Copy all lines of the listing that include the string "games".

→ Data excerpts
* begin *

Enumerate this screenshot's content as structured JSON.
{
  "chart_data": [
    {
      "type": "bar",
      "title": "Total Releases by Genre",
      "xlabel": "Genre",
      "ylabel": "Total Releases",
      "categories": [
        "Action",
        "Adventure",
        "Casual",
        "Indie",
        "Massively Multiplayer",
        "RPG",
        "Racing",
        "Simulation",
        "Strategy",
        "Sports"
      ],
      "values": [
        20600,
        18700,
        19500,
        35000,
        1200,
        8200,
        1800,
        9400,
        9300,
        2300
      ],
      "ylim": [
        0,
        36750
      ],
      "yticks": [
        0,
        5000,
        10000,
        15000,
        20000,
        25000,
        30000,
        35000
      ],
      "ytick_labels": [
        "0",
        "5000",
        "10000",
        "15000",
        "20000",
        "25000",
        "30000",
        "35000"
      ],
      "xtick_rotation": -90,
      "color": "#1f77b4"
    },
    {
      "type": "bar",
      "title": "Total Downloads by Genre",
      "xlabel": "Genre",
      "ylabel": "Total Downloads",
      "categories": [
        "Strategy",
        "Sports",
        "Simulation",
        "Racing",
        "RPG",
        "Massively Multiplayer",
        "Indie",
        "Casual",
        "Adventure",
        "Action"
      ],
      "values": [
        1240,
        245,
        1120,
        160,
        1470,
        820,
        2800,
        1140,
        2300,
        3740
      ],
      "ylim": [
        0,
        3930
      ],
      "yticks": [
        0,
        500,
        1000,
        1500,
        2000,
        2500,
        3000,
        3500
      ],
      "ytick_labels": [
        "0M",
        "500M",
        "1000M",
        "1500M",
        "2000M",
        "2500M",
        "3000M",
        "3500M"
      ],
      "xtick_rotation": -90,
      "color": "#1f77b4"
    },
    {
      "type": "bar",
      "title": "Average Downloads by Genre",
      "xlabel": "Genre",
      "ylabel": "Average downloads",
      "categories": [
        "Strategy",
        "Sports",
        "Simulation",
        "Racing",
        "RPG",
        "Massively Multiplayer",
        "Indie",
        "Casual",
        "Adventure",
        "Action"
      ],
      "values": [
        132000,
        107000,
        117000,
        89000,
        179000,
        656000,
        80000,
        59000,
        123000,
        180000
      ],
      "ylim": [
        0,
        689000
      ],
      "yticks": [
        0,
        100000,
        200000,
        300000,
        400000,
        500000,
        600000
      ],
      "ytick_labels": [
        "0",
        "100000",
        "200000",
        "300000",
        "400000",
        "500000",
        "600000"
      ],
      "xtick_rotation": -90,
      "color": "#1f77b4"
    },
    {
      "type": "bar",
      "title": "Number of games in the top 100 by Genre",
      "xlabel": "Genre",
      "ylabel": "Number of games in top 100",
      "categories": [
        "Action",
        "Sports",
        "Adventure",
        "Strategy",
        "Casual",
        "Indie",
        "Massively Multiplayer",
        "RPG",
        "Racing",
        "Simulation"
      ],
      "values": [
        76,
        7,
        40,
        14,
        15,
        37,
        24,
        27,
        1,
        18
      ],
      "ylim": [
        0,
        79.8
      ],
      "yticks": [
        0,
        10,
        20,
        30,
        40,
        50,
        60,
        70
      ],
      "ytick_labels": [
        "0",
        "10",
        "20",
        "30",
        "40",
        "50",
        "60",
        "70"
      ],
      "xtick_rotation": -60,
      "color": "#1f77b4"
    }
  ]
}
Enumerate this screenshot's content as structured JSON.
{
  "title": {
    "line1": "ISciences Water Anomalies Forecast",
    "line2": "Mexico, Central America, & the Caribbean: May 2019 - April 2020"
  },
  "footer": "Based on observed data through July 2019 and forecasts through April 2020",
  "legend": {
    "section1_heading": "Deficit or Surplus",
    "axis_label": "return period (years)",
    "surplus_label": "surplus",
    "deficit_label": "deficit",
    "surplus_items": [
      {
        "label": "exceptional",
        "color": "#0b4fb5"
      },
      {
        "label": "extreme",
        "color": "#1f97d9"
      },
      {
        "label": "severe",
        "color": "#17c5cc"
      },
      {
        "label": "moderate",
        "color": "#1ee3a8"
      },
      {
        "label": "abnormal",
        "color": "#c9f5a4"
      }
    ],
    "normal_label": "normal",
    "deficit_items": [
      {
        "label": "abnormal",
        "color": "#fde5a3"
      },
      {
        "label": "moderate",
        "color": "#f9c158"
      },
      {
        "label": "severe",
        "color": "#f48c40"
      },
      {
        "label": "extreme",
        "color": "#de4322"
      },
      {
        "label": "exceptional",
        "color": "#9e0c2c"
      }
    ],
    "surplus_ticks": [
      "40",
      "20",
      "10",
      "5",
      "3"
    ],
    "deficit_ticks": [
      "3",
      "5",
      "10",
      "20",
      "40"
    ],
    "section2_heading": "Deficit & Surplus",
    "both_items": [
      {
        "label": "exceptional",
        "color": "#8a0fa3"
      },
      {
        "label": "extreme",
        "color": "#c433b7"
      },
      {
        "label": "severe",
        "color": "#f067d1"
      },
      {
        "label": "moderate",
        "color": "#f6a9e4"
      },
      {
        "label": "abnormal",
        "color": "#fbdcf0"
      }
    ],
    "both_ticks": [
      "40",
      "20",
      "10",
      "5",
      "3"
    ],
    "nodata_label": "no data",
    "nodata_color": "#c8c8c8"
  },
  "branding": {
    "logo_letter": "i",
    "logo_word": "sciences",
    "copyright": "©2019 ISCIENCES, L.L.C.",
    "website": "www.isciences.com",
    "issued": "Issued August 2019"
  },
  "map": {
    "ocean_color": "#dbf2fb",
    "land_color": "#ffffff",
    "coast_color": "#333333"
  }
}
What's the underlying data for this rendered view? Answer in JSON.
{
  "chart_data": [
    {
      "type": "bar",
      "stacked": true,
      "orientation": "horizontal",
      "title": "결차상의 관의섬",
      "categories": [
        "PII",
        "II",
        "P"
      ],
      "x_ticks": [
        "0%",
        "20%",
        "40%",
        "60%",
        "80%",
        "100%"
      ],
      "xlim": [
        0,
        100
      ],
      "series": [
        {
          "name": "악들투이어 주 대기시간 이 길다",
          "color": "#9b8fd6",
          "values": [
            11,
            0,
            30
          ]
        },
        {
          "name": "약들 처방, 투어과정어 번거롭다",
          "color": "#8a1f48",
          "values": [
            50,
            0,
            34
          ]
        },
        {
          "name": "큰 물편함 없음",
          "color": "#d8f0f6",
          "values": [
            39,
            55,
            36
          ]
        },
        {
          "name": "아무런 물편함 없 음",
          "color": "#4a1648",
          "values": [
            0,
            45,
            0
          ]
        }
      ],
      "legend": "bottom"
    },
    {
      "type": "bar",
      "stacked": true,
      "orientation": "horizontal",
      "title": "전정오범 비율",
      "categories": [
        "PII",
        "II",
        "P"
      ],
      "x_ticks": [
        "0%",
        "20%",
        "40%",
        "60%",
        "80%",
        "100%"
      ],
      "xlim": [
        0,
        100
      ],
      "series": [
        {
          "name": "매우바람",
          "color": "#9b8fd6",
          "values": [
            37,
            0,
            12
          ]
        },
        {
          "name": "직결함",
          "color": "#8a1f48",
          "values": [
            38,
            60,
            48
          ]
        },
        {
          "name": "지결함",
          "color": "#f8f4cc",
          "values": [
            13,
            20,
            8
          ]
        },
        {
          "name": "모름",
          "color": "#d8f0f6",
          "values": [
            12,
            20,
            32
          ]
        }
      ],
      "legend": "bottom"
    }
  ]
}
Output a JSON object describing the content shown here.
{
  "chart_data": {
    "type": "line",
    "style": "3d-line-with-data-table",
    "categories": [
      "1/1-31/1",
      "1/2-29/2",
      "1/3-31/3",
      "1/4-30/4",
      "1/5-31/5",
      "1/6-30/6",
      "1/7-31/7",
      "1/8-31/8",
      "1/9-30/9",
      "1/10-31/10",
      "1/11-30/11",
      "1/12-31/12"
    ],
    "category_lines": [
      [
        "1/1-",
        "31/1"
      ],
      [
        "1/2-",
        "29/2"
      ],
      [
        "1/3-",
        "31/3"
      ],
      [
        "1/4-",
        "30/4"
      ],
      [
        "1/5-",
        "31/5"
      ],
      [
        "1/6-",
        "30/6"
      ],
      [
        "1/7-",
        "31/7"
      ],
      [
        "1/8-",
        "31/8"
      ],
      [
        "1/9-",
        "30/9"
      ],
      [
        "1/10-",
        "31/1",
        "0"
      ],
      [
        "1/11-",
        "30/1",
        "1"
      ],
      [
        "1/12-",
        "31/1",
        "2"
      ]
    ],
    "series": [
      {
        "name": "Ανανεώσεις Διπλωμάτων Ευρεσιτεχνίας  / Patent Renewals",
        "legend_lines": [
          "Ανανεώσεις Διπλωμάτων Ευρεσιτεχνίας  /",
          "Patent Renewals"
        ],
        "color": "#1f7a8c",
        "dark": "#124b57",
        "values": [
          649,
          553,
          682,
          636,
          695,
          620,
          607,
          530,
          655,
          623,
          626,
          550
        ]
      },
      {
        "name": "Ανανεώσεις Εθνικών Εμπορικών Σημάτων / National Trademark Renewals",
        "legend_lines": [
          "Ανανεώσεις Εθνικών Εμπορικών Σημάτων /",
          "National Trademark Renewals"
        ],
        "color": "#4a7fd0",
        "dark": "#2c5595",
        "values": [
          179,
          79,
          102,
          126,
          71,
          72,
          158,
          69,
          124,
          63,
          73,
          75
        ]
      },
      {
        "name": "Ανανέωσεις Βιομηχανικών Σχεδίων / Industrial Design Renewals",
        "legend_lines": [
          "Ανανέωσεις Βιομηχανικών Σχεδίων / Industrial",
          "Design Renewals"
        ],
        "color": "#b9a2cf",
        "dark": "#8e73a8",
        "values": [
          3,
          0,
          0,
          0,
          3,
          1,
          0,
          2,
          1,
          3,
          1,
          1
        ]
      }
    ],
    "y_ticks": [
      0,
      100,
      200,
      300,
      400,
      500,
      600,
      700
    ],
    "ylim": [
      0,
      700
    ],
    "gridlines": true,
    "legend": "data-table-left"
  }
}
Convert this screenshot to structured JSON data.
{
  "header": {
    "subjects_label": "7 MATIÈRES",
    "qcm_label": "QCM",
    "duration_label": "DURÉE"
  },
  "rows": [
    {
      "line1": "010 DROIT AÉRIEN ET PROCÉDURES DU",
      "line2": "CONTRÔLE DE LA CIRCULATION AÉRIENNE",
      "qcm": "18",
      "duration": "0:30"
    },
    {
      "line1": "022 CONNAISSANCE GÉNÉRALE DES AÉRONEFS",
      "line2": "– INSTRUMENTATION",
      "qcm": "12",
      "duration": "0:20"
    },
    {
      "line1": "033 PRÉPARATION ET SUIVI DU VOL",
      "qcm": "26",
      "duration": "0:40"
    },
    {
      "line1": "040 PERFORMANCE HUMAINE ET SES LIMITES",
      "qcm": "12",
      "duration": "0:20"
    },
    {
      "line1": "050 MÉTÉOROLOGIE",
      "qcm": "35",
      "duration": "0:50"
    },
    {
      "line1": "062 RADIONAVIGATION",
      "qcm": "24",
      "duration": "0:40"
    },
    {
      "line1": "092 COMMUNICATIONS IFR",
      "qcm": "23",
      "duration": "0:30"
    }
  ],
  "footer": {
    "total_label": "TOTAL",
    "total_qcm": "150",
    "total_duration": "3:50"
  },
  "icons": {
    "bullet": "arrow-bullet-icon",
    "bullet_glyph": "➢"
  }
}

* end *

→ Task solution
      "title": "Number of games in the top 100 by Genre",
      "ylabel": "Number of games in top 100",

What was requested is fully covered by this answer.